Given request:
Check every line of the material below for the string "中的一级", and return the ones that have it.

Data listing:
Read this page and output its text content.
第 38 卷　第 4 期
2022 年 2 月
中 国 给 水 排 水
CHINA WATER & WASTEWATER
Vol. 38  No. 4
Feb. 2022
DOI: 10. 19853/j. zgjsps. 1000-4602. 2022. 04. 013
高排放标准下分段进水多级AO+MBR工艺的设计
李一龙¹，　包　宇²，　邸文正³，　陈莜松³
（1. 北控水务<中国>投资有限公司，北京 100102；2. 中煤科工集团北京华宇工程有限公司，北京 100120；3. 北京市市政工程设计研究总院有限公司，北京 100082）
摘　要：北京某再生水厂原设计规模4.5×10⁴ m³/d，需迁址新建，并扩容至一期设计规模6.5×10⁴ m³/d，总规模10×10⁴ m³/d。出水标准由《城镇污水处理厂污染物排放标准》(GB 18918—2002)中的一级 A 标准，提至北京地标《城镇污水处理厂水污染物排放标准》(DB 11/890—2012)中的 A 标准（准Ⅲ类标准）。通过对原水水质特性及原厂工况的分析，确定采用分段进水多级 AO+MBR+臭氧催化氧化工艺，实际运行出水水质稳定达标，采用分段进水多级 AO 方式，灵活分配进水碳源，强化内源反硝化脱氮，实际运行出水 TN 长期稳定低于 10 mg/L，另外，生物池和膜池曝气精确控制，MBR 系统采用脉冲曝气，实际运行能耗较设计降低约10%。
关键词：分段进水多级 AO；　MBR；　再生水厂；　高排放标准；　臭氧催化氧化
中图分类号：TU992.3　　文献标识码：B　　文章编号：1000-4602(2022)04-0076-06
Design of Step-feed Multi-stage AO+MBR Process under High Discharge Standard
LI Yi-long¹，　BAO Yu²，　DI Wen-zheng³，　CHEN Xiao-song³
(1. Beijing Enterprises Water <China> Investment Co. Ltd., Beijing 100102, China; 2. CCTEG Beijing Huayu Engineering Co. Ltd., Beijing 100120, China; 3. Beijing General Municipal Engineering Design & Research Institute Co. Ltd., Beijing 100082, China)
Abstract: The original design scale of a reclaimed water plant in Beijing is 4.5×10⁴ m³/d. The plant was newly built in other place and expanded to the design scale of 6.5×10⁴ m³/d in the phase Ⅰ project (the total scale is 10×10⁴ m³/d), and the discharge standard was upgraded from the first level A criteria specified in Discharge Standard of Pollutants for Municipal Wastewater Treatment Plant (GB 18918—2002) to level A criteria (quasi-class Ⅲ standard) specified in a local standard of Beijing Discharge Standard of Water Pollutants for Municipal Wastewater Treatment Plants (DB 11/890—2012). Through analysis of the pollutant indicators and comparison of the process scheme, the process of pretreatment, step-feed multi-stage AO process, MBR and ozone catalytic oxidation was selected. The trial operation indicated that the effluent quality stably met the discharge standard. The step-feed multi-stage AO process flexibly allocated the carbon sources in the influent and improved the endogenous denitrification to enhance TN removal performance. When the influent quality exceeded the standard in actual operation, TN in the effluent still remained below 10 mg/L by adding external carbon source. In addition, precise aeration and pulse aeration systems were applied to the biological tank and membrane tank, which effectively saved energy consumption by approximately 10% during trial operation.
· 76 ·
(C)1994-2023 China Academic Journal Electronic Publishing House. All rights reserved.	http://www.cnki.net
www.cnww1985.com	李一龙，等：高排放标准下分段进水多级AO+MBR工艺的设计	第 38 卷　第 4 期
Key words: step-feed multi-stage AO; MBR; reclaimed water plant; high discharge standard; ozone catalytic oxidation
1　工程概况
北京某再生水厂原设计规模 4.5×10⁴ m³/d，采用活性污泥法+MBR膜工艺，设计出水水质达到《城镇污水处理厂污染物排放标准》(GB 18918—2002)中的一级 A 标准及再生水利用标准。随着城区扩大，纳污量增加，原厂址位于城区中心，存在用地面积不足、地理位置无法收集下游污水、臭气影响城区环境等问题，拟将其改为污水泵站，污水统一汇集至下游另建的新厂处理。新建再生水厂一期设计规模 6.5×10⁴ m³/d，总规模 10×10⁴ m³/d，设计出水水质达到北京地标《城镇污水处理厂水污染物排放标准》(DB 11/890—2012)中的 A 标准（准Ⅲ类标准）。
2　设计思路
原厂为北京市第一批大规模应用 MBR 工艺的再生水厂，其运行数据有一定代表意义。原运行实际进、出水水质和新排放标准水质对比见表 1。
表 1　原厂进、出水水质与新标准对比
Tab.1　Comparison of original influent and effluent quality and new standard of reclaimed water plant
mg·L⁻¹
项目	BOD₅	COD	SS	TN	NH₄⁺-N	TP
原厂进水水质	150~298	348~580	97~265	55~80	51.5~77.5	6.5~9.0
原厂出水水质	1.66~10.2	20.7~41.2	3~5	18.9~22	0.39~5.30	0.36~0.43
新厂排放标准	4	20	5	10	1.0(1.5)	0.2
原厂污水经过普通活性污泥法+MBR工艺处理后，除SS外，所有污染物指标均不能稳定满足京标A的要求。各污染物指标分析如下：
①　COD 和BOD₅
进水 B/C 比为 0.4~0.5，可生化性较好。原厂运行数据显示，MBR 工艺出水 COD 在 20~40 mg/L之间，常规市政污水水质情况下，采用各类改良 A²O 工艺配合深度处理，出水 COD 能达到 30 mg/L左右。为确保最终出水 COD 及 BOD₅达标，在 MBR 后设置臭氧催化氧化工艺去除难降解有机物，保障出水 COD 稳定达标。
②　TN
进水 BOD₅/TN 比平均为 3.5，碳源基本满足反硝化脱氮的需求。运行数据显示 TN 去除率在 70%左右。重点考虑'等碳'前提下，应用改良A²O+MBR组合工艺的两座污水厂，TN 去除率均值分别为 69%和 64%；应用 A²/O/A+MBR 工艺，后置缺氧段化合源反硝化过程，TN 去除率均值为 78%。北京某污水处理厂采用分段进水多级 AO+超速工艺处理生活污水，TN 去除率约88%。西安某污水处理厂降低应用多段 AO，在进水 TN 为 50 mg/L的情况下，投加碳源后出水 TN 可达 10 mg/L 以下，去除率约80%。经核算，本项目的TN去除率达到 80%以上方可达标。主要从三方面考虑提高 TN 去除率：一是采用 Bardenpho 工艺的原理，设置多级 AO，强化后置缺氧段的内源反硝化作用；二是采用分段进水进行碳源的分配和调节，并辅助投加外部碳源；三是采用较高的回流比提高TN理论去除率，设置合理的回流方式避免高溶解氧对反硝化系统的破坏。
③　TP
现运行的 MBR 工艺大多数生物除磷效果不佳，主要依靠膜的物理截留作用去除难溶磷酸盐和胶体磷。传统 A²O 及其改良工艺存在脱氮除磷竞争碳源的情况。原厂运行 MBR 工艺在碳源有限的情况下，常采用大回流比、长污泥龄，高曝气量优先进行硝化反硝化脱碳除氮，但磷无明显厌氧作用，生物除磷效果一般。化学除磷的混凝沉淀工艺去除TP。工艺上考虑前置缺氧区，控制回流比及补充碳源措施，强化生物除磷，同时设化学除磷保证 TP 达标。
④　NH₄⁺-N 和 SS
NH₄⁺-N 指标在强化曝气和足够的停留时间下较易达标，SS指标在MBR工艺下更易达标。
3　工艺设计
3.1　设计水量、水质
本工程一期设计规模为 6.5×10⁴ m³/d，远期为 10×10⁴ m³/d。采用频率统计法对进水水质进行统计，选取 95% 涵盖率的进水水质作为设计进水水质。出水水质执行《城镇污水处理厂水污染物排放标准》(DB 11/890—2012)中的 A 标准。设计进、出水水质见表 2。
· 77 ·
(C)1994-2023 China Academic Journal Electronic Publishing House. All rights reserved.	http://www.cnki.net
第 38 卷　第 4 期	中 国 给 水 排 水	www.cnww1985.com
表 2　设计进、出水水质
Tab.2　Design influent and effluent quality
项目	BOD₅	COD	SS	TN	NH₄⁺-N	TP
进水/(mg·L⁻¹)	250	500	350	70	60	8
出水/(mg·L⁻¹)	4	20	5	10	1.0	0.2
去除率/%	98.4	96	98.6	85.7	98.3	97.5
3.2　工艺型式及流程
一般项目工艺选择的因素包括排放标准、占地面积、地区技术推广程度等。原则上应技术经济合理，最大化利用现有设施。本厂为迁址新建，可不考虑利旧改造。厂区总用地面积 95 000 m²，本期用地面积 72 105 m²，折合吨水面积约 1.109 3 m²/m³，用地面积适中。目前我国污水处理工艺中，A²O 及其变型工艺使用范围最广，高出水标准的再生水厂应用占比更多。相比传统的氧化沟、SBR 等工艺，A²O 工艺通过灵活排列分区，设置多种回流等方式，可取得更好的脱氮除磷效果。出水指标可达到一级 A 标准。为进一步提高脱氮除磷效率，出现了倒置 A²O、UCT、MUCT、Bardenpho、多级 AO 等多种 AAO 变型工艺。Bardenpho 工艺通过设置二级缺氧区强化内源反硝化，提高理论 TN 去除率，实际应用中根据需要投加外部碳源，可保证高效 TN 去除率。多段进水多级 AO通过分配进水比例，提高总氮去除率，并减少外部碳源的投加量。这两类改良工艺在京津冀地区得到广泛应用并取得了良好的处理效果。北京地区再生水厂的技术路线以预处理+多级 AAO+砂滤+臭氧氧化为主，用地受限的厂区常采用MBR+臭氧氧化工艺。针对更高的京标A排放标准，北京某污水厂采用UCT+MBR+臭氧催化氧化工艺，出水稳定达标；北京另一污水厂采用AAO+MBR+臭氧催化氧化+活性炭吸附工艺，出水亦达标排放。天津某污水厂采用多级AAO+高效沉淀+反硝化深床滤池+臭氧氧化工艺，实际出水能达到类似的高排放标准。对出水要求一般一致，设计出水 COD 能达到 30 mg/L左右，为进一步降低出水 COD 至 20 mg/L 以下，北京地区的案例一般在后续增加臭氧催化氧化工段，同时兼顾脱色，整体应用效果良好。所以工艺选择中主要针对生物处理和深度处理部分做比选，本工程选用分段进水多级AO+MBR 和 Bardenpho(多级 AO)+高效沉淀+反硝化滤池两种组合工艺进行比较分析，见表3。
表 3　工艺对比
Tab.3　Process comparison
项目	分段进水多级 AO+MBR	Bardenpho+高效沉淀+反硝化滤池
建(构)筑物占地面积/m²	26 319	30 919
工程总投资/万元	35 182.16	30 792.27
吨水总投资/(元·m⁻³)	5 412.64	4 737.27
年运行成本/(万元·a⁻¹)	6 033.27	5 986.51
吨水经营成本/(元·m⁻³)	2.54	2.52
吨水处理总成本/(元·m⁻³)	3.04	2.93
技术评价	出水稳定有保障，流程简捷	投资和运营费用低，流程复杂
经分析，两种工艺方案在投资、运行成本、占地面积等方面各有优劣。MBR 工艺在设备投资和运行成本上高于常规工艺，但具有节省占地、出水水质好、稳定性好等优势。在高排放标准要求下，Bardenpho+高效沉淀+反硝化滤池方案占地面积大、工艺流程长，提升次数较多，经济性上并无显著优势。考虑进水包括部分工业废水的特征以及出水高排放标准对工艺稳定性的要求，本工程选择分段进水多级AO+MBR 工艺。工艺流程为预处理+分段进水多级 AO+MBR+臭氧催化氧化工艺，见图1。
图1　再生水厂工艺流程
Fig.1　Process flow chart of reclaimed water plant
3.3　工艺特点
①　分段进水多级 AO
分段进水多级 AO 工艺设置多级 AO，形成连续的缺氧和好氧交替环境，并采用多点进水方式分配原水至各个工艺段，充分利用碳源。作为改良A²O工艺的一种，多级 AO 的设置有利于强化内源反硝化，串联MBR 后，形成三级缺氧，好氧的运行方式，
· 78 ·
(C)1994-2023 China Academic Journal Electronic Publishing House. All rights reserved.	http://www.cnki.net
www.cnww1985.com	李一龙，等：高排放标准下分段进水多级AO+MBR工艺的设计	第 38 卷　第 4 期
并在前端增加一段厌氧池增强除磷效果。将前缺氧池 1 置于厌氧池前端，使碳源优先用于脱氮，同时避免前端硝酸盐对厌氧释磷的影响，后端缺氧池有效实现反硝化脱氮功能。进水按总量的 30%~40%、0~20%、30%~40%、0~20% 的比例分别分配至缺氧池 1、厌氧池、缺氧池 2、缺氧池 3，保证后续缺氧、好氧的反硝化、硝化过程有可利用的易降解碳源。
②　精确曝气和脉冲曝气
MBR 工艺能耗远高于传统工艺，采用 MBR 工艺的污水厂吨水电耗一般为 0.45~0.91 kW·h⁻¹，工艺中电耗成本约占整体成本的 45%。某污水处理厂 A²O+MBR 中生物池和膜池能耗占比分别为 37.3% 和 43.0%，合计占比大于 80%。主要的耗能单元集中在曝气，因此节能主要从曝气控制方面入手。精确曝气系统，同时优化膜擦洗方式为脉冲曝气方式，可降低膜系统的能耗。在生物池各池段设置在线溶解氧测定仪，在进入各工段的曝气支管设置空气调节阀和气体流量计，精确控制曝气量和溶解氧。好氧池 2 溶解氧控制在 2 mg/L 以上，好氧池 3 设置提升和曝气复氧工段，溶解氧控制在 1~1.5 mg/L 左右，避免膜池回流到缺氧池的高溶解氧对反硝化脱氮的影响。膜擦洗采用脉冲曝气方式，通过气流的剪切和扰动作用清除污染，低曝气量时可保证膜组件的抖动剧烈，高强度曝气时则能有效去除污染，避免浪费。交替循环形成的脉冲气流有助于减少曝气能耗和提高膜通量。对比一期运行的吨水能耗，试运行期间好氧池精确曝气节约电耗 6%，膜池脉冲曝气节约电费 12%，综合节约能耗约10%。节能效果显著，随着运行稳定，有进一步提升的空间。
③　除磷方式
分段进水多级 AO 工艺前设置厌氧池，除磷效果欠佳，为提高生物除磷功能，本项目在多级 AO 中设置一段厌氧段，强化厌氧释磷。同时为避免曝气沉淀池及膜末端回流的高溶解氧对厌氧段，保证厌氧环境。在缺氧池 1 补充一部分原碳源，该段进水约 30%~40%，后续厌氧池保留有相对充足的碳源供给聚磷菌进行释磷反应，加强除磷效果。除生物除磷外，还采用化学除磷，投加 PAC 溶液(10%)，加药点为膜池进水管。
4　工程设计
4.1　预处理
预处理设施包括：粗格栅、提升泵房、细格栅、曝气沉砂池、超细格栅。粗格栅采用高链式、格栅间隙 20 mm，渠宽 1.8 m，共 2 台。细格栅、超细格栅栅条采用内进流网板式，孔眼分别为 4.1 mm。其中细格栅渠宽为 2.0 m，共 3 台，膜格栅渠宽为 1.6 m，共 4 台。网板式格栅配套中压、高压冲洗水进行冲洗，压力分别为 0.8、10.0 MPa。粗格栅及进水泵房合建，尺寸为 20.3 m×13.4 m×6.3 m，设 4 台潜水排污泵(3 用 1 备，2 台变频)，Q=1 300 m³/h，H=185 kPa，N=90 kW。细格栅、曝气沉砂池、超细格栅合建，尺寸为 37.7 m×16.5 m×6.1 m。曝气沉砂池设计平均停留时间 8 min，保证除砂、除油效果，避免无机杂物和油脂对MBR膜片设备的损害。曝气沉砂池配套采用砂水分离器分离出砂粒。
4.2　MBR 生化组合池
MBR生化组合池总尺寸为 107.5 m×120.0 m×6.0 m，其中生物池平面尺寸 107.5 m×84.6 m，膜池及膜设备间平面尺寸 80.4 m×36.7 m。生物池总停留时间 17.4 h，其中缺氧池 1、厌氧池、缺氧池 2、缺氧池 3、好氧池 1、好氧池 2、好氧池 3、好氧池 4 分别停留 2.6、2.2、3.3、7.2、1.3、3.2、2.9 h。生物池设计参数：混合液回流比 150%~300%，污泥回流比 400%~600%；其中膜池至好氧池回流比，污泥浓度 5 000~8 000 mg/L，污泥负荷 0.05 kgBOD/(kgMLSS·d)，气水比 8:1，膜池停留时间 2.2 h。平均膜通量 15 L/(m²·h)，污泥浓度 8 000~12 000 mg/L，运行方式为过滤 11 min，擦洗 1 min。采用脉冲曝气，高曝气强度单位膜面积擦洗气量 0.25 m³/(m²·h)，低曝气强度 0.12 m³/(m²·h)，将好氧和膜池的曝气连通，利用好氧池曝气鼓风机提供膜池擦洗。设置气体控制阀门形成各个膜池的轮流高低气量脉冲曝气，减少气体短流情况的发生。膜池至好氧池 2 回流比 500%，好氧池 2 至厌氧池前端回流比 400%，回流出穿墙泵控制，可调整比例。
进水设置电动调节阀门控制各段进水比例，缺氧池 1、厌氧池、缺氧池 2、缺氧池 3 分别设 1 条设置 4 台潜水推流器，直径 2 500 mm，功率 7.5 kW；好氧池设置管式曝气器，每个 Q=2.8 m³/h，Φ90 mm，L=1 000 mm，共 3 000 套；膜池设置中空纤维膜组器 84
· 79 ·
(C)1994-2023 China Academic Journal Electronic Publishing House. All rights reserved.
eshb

Correct response:
摘　要：北京某再生水厂原设计规模4.5×10⁴ m³/d，需迁址新建，并扩容至一期设计规模6.5×10⁴ m³/d，总规模10×10⁴ m³/d。出水标准由《城镇污水处理厂污染物排放标准》(GB 18918—2002)中的一级 A 标准，提至北京地标《城镇污水处理厂水污染物排放标准》(DB 11/890—2012)中的 A 标准（准Ⅲ类标准）。通过对原水水质特性及原厂工况的分析，确定采用分段进水多级 AO+MBR+臭氧催化氧化工艺，实际运行出水水质稳定达标，采用分段进水多级 AO 方式，灵活分配进水碳源，强化内源反硝化脱氮，实际运行出水 TN 长期稳定低于 10 mg/L，另外，生物池和膜池曝气精确控制，MBR 系统采用脉冲曝气，实际运行能耗较设计降低约10%。
北京某再生水厂原设计规模 4.5×10⁴ m³/d，采用活性污泥法+MBR膜工艺，设计出水水质达到《城镇污水处理厂污染物排放标准》(GB 18918—2002)中的一级 A 标准及再生水利用标准。随着城区扩大，纳污量增加，原厂址位于城区中心，存在用地面积不足、地理位置无法收集下游污水、臭气影响城区环境等问题，拟将其改为污水泵站，污水统一汇集至下游另建的新厂处理。新建再生水厂一期设计规模 6.5×10⁴ m³/d，总规模 10×10⁴ m³/d，设计出水水质达到北京地标《城镇污水处理厂水污染物排放标准》(DB 11/890—2012)中的 A 标准（准Ⅲ类标准）。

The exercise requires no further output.